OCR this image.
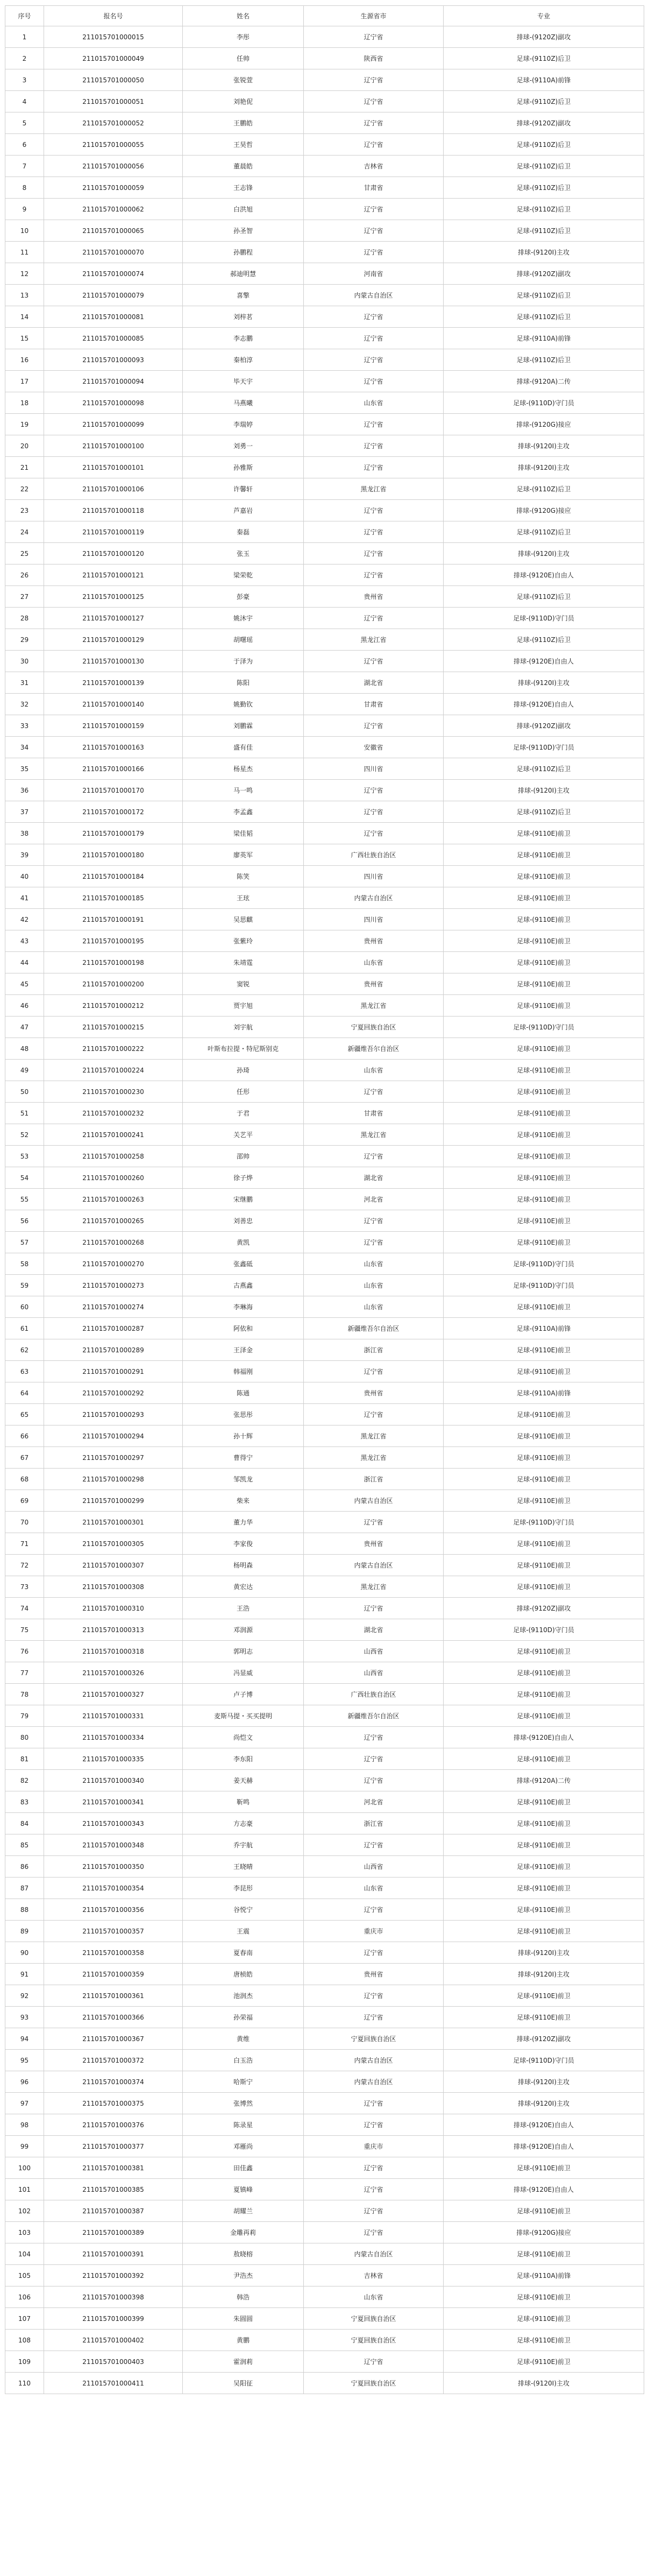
序号	报名号	姓名	生源省市	专业
1	211015701000015	李彤	辽宁省	排球-(9120Z)副攻
2	211015701000049	任帅	陕西省	足球-(9110Z)后卫
3	211015701000050	张锐萱	辽宁省	足球-(9110A)前锋
4	211015701000051	刘艳伲	辽宁省	足球-(9110Z)后卫
5	211015701000052	王鹏皓	辽宁省	排球-(9120Z)副攻
6	211015701000055	王昊哲	辽宁省	足球-(9110Z)后卫
7	211015701000056	董晨皓	吉林省	足球-(9110Z)后卫
8	211015701000059	王志锋	甘肃省	足球-(9110Z)后卫
9	211015701000062	白洪旭	辽宁省	足球-(9110Z)后卫
10	211015701000065	孙圣智	辽宁省	足球-(9110Z)后卫
11	211015701000070	孙鹏程	辽宁省	排球-(9120I)主攻
12	211015701000074	郝迪明慧	河南省	排球-(9120Z)副攻
13	211015701000079	喜擎	内蒙古自治区	足球-(9110Z)后卫
14	211015701000081	刘梓茗	辽宁省	足球-(9110Z)后卫
15	211015701000085	李志鹏	辽宁省	足球-(9110A)前锋
16	211015701000093	秦柏淳	辽宁省	足球-(9110Z)后卫
17	211015701000094	毕天宇	辽宁省	排球-(9120A)二传
18	211015701000098	马燕曦	山东省	足球-(9110D)守门员
19	211015701000099	李瑞婷	辽宁省	排球-(9120G)接应
20	211015701000100	刘勇一	辽宁省	排球-(9120I)主攻
21	211015701000101	孙雅斯	辽宁省	排球-(9120I)主攻
22	211015701000106	许馨轩	黑龙江省	足球-(9110Z)后卫
23	211015701000118	芦嘉岩	辽宁省	排球-(9120G)接应
24	211015701000119	秦磊	辽宁省	足球-(9110Z)后卫
25	211015701000120	张玉	辽宁省	排球-(9120I)主攻
26	211015701000121	梁荣乾	辽宁省	排球-(9120E)自由人
27	211015701000125	彭豪	贵州省	足球-(9110Z)后卫
28	211015701000127	姚沐宇	辽宁省	足球-(9110D)守门员
29	211015701000129	胡曙瑶	黑龙江省	足球-(9110Z)后卫
30	211015701000130	于泽为	辽宁省	排球-(9120E)自由人
31	211015701000139	陈阳	湖北省	排球-(9120I)主攻
32	211015701000140	姚勤钦	甘肃省	排球-(9120E)自由人
33	211015701000159	刘鹏霖	辽宁省	排球-(9120Z)副攻
34	211015701000163	盛有佳	安徽省	足球-(9110D)守门员
35	211015701000166	杨星杰	四川省	足球-(9110Z)后卫
36	211015701000170	马一鸣	辽宁省	排球-(9120I)主攻
37	211015701000172	李孟鑫	辽宁省	足球-(9110Z)后卫
38	211015701000179	梁佳韬	辽宁省	足球-(9110E)前卫
39	211015701000180	廖英军	广西壮族自治区	足球-(9110E)前卫
40	211015701000184	陈笑	四川省	足球-(9110E)前卫
41	211015701000185	王玹	内蒙古自治区	足球-(9110E)前卫
42	211015701000191	吴思麒	四川省	足球-(9110E)前卫
43	211015701000195	张紫玲	贵州省	足球-(9110E)前卫
44	211015701000198	朱靖霆	山东省	足球-(9110E)前卫
45	211015701000200	窦锐	贵州省	足球-(9110E)前卫
46	211015701000212	贾宇旭	黑龙江省	足球-(9110E)前卫
47	211015701000215	刘宇航	宁夏回族自治区	足球-(9110D)守门员
48	211015701000222	叶斯布拉提・特尼斯别克	新疆维吾尔自治区	足球-(9110E)前卫
49	211015701000224	孙琦	山东省	足球-(9110E)前卫
50	211015701000230	任形	辽宁省	足球-(9110E)前卫
51	211015701000232	于君	甘肃省	足球-(9110E)前卫
52	211015701000241	关艺平	黑龙江省	足球-(9110E)前卫
53	211015701000258	邵帅	辽宁省	足球-(9110E)前卫
54	211015701000260	徐子烨	湖北省	足球-(9110E)前卫
55	211015701000263	宋继鹏	河北省	足球-(9110E)前卫
56	211015701000265	刘善忠	辽宁省	足球-(9110E)前卫
57	211015701000268	黄凯	辽宁省	足球-(9110E)前卫
58	211015701000270	张鑫砥	山东省	足球-(9110D)守门员
59	211015701000273	古燕鑫	山东省	足球-(9110D)守门员
60	211015701000274	李琳海	山东省	足球-(9110E)前卫
61	211015701000287	阿依和	新疆维吾尔自治区	足球-(9110A)前锋
62	211015701000289	王泽金	浙江省	足球-(9110E)前卫
63	211015701000291	韩福刚	辽宁省	足球-(9110E)前卫
64	211015701000292	陈通	贵州省	足球-(9110A)前锋
65	211015701000293	张思彤	辽宁省	足球-(9110E)前卫
66	211015701000294	孙十辉	黑龙江省	足球-(9110E)前卫
67	211015701000297	曹得宁	黑龙江省	足球-(9110E)前卫
68	211015701000298	邹凯龙	浙江省	足球-(9110E)前卫
69	211015701000299	柴来	内蒙古自治区	足球-(9110E)前卫
70	211015701000301	董力华	辽宁省	足球-(9110D)守门员
71	211015701000305	李家俊	贵州省	足球-(9110E)前卫
72	211015701000307	杨明森	内蒙古自治区	足球-(9110E)前卫
73	211015701000308	黄宏达	黑龙江省	足球-(9110E)前卫
74	211015701000310	王浩	辽宁省	排球-(9120Z)副攻
75	211015701000313	邓润源	湖北省	足球-(9110D)守门员
76	211015701000318	郭明志	山西省	足球-(9110E)前卫
77	211015701000326	冯显威	山西省	足球-(9110E)前卫
78	211015701000327	卢子博	广西壮族自治区	足球-(9110E)前卫
79	211015701000331	麦斯马提・买买提明	新疆维吾尔自治区	足球-(9110E)前卫
80	211015701000334	尚恺文	辽宁省	排球-(9120E)自由人
81	211015701000335	李东阳	辽宁省	足球-(9110E)前卫
82	211015701000340	姜天赫	辽宁省	排球-(9120A)二传
83	211015701000341	靳鸣	河北省	足球-(9110E)前卫
84	211015701000343	方志豪	浙江省	足球-(9110E)前卫
85	211015701000348	乔宇航	辽宁省	足球-(9110E)前卫
86	211015701000350	王晓晴	山西省	足球-(9110E)前卫
87	211015701000354	李昆形	山东省	足球-(9110E)前卫
88	211015701000356	谷悦宁	辽宁省	足球-(9110E)前卫
89	211015701000357	王震	重庆市	足球-(9110E)前卫
90	211015701000358	夏春南	辽宁省	排球-(9120I)主攻
91	211015701000359	唐桢皓	贵州省	排球-(9120I)主攻
92	211015701000361	池润杰	辽宁省	足球-(9110E)前卫
93	211015701000366	孙荣福	辽宁省	足球-(9110E)前卫
94	211015701000367	黄维	宁夏回族自治区	排球-(9120Z)副攻
95	211015701000372	白玉浩	内蒙古自治区	足球-(9110D)守门员
96	211015701000374	哈斯宁	内蒙古自治区	排球-(9120I)主攻
97	211015701000375	张博然	辽宁省	排球-(9120I)主攻
98	211015701000376	陈录星	辽宁省	排球-(9120E)自由人
99	211015701000377	邓雁尚	重庆市	排球-(9120E)自由人
100	211015701000381	田佳鑫	辽宁省	足球-(9110E)前卫
101	211015701000385	夏镇峰	辽宁省	排球-(9120E)自由人
102	211015701000387	胡耀兰	辽宁省	足球-(9110E)前卫
103	211015701000389	金雕再莉	辽宁省	排球-(9120G)接应
104	211015701000391	敖晓榕	内蒙古自治区	足球-(9110E)前卫
105	211015701000392	尹浩杰	吉林省	足球-(9110A)前锋
106	211015701000398	韩浩	山东省	足球-(9110E)前卫
107	211015701000399	朱圆圆	宁夏回族自治区	足球-(9110E)前卫
108	211015701000402	黄鹏	宁夏回族自治区	足球-(9110E)前卫
109	211015701000403	霍润莉	辽宁省	足球-(9110E)前卫
110	211015701000411	吴阳征	宁夏回族自治区	排球-(9120I)主攻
◇ ◇ ◇ ◇ ◇
Look through the records and count each line that holds "新疆维吾尔自治区". Write only the total.

3